(Records excerpted from a collection)
--- start ---

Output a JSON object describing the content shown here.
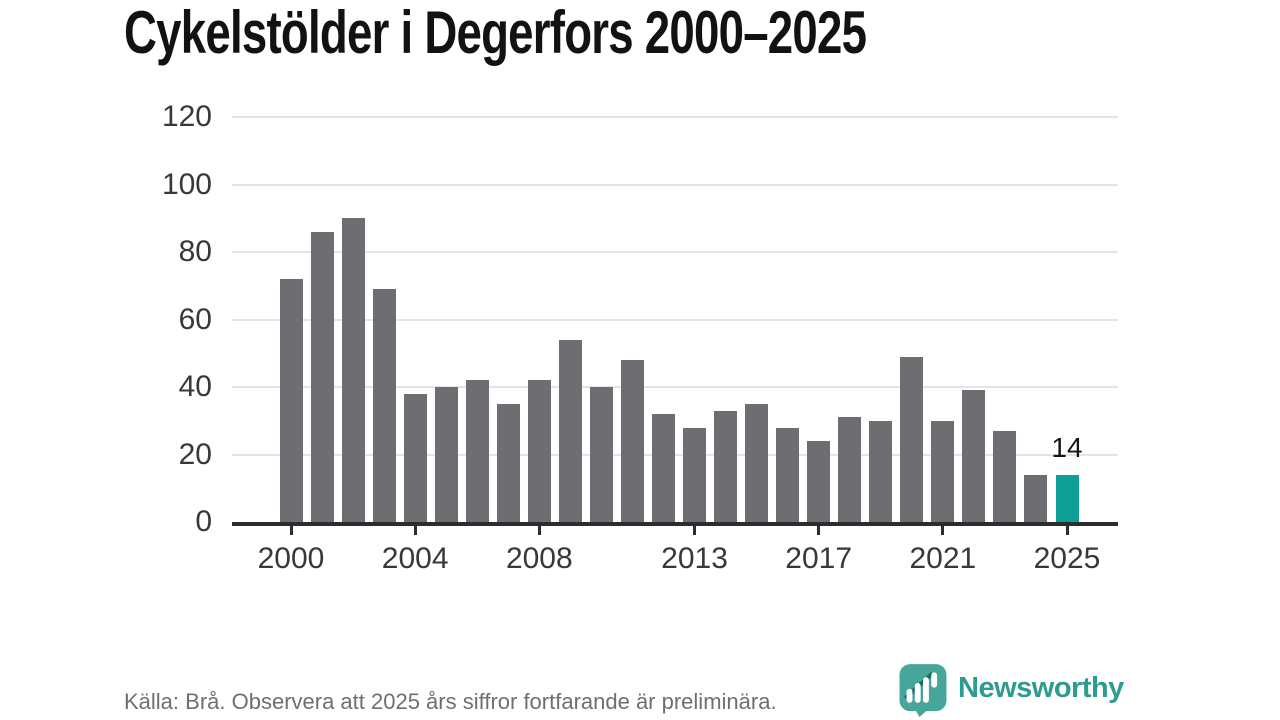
{
  "title": "Cykelstölder i Degerfors 2000–2025",
  "footer": {
    "source_text": "Källa: Brå. Observera att 2025 års siffror fortfarande är preliminära.",
    "brand_name": "Newsworthy"
  },
  "colors": {
    "bar": "#6d6d72",
    "highlight": "#0d9e96",
    "axis": "#2d2d2d",
    "gridline": "#e4e4e4",
    "tick_label": "#383838",
    "annotation": "#141414",
    "footer_text": "#6f6f73",
    "brand_teal": "#2d9c90",
    "logo_bubble": "#47a69b"
  },
  "chart_data": {
    "type": "bar",
    "title": "Cykelstölder i Degerfors 2000–2025",
    "x": [
      2000,
      2001,
      2002,
      2003,
      2004,
      2005,
      2006,
      2007,
      2008,
      2009,
      2010,
      2011,
      2012,
      2013,
      2014,
      2015,
      2016,
      2017,
      2018,
      2019,
      2020,
      2021,
      2022,
      2023,
      2024,
      2025
    ],
    "values": [
      72,
      86,
      90,
      69,
      38,
      40,
      42,
      35,
      42,
      54,
      40,
      48,
      32,
      28,
      33,
      35,
      28,
      24,
      31,
      30,
      49,
      30,
      39,
      27,
      14,
      14
    ],
    "highlight_index": 25,
    "bar_label": {
      "index": 25,
      "text": "14"
    },
    "xticks": [
      2000,
      2004,
      2008,
      2013,
      2017,
      2021,
      2025
    ],
    "yticks": [
      0,
      20,
      40,
      60,
      80,
      100,
      120
    ],
    "ylim": [
      0,
      120
    ],
    "grid": true,
    "legend": false
  }
}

--- end ---

§ DIRECTIONS
Reproduce every line of the material precisely, omitting its pictures.

§ RESULT BELOW
Output a JSON object describing the content shown here.
{
  "title": "Cykelstölder i Degerfors 2000–2025",
  "footer": {
    "source_text": "Källa: Brå. Observera att 2025 års siffror fortfarande är preliminära.",
    "brand_name": "Newsworthy"
  },
  "colors": {
    "bar": "#6d6d72",
    "highlight": "#0d9e96",
    "axis": "#2d2d2d",
    "gridline": "#e4e4e4",
    "tick_label": "#383838",
    "annotation": "#141414",
    "footer_text": "#6f6f73",
    "brand_teal": "#2d9c90",
    "logo_bubble": "#47a69b"
  },
  "chart_data": {
    "type": "bar",
    "title": "Cykelstölder i Degerfors 2000–2025",
    "x": [
      2000,
      2001,
      2002,
      2003,
      2004,
      2005,
      2006,
      2007,
      2008,
      2009,
      2010,
      2011,
      2012,
      2013,
      2014,
      2015,
      2016,
      2017,
      2018,
      2019,
      2020,
      2021,
      2022,
      2023,
      2024,
      2025
    ],
    "values": [
      72,
      86,
      90,
      69,
      38,
      40,
      42,
      35,
      42,
      54,
      40,
      48,
      32,
      28,
      33,
      35,
      28,
      24,
      31,
      30,
      49,
      30,
      39,
      27,
      14,
      14
    ],
    "highlight_index": 25,
    "bar_label": {
      "index": 25,
      "text": "14"
    },
    "xticks": [
      2000,
      2004,
      2008,
      2013,
      2017,
      2021,
      2025
    ],
    "yticks": [
      0,
      20,
      40,
      60,
      80,
      100,
      120
    ],
    "ylim": [
      0,
      120
    ],
    "grid": true,
    "legend": false
  }
}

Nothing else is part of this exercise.